Problem to work on:
Keep the pictures out and restate every record exactly.

--- Start of Material shown ---

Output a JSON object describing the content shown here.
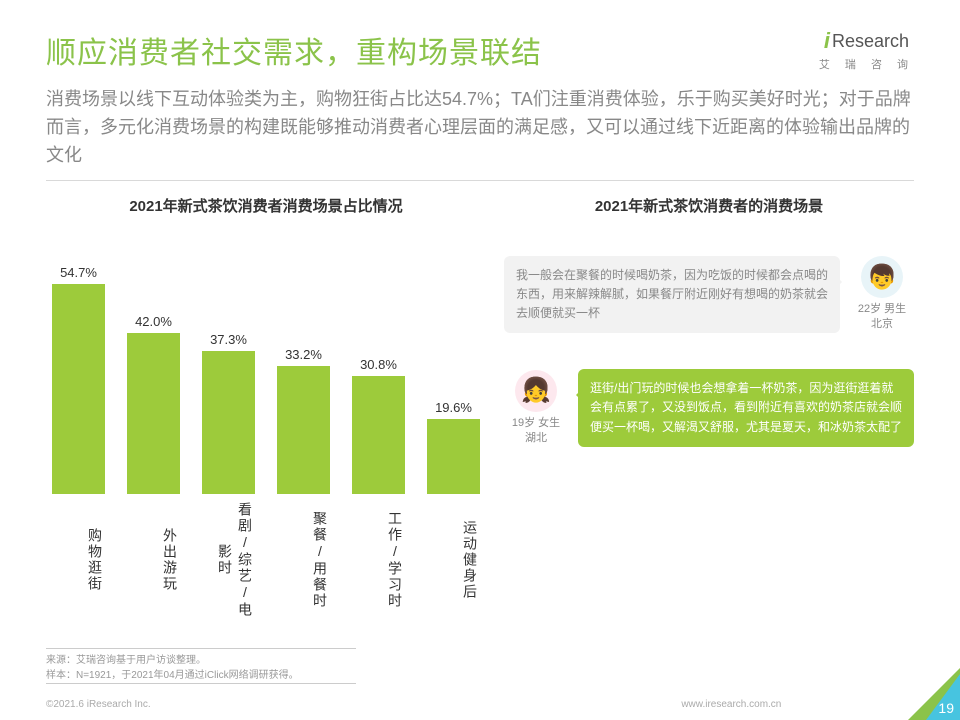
{
  "header": {
    "title": "顺应消费者社交需求，重构场景联结",
    "logo_text": "Research",
    "logo_i": "i",
    "logo_sub": "艾 瑞 咨 询"
  },
  "subtitle": "消费场景以线下互动体验类为主，购物狂街占比达54.7%；TA们注重消费体验，乐于购买美好时光；对于品牌而言，多元化消费场景的构建既能够推动消费者心理层面的满足感，又可以通过线下近距离的体验输出品牌的文化",
  "left_chart": {
    "type": "bar",
    "title": "2021年新式茶饮消费者消费场景占比情况",
    "categories": [
      "购物逛街",
      "外出游玩",
      "看剧/综艺/电影时",
      "聚餐/用餐时",
      "工作/学习时",
      "运动健身后"
    ],
    "values": [
      54.7,
      42.0,
      37.3,
      33.2,
      30.8,
      19.6
    ],
    "value_labels": [
      "54.7%",
      "42.0%",
      "37.3%",
      "33.2%",
      "30.8%",
      "19.6%"
    ],
    "bar_color": "#9dcb3b",
    "ylim_max": 60,
    "value_fontsize": 13,
    "label_fontsize": 14,
    "value_color": "#333333",
    "background": "#ffffff"
  },
  "right_section": {
    "title": "2021年新式茶饮消费者的消费场景",
    "quote1": {
      "text": "我一般会在聚餐的时候喝奶茶，因为吃饭的时候都会点喝的东西，用来解辣解腻，如果餐厅附近刚好有想喝的奶茶就会去顺便就买一杯",
      "bubble_bg": "#f2f2f2",
      "bubble_color": "#888888",
      "persona_line1": "22岁 男生",
      "persona_line2": "北京"
    },
    "quote2": {
      "text": "逛街/出门玩的时候也会想拿着一杯奶茶，因为逛街逛着就会有点累了，又没到饭点，看到附近有喜欢的奶茶店就会顺便买一杯喝，又解渴又舒服，尤其是夏天，和冰奶茶太配了",
      "bubble_bg": "#9dcb3b",
      "bubble_color": "#ffffff",
      "persona_line1": "19岁 女生",
      "persona_line2": "湖北"
    }
  },
  "footnotes": {
    "line1": "来源：艾瑞咨询基于用户访谈整理。",
    "line2": "样本：N=1921，于2021年04月通过iClick网络调研获得。"
  },
  "footer": {
    "copyright": "©2021.6 iResearch Inc.",
    "site": "www.iresearch.com.cn",
    "page_number": "19",
    "corner_green": "#8bc34a",
    "corner_blue": "#47c4e0"
  }
}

--- End of Material shown ---

Solution for this task:
Output a JSON object describing the content shown here.
{
  "header": {
    "title": "顺应消费者社交需求，重构场景联结",
    "logo_text": "Research",
    "logo_i": "i",
    "logo_sub": "艾 瑞 咨 询"
  },
  "subtitle": "消费场景以线下互动体验类为主，购物狂街占比达54.7%；TA们注重消费体验，乐于购买美好时光；对于品牌而言，多元化消费场景的构建既能够推动消费者心理层面的满足感，又可以通过线下近距离的体验输出品牌的文化",
  "left_chart": {
    "type": "bar",
    "title": "2021年新式茶饮消费者消费场景占比情况",
    "categories": [
      "购物逛街",
      "外出游玩",
      "看剧/综艺/电影时",
      "聚餐/用餐时",
      "工作/学习时",
      "运动健身后"
    ],
    "values": [
      54.7,
      42.0,
      37.3,
      33.2,
      30.8,
      19.6
    ],
    "value_labels": [
      "54.7%",
      "42.0%",
      "37.3%",
      "33.2%",
      "30.8%",
      "19.6%"
    ],
    "bar_color": "#9dcb3b",
    "ylim_max": 60,
    "value_fontsize": 13,
    "label_fontsize": 14,
    "value_color": "#333333",
    "background": "#ffffff"
  },
  "right_section": {
    "title": "2021年新式茶饮消费者的消费场景",
    "quote1": {
      "text": "我一般会在聚餐的时候喝奶茶，因为吃饭的时候都会点喝的东西，用来解辣解腻，如果餐厅附近刚好有想喝的奶茶就会去顺便就买一杯",
      "bubble_bg": "#f2f2f2",
      "bubble_color": "#888888",
      "persona_line1": "22岁 男生",
      "persona_line2": "北京"
    },
    "quote2": {
      "text": "逛街/出门玩的时候也会想拿着一杯奶茶，因为逛街逛着就会有点累了，又没到饭点，看到附近有喜欢的奶茶店就会顺便买一杯喝，又解渴又舒服，尤其是夏天，和冰奶茶太配了",
      "bubble_bg": "#9dcb3b",
      "bubble_color": "#ffffff",
      "persona_line1": "19岁 女生",
      "persona_line2": "湖北"
    }
  },
  "footnotes": {
    "line1": "来源：艾瑞咨询基于用户访谈整理。",
    "line2": "样本：N=1921，于2021年04月通过iClick网络调研获得。"
  },
  "footer": {
    "copyright": "©2021.6 iResearch Inc.",
    "site": "www.iresearch.com.cn",
    "page_number": "19",
    "corner_green": "#8bc34a",
    "corner_blue": "#47c4e0"
  }
}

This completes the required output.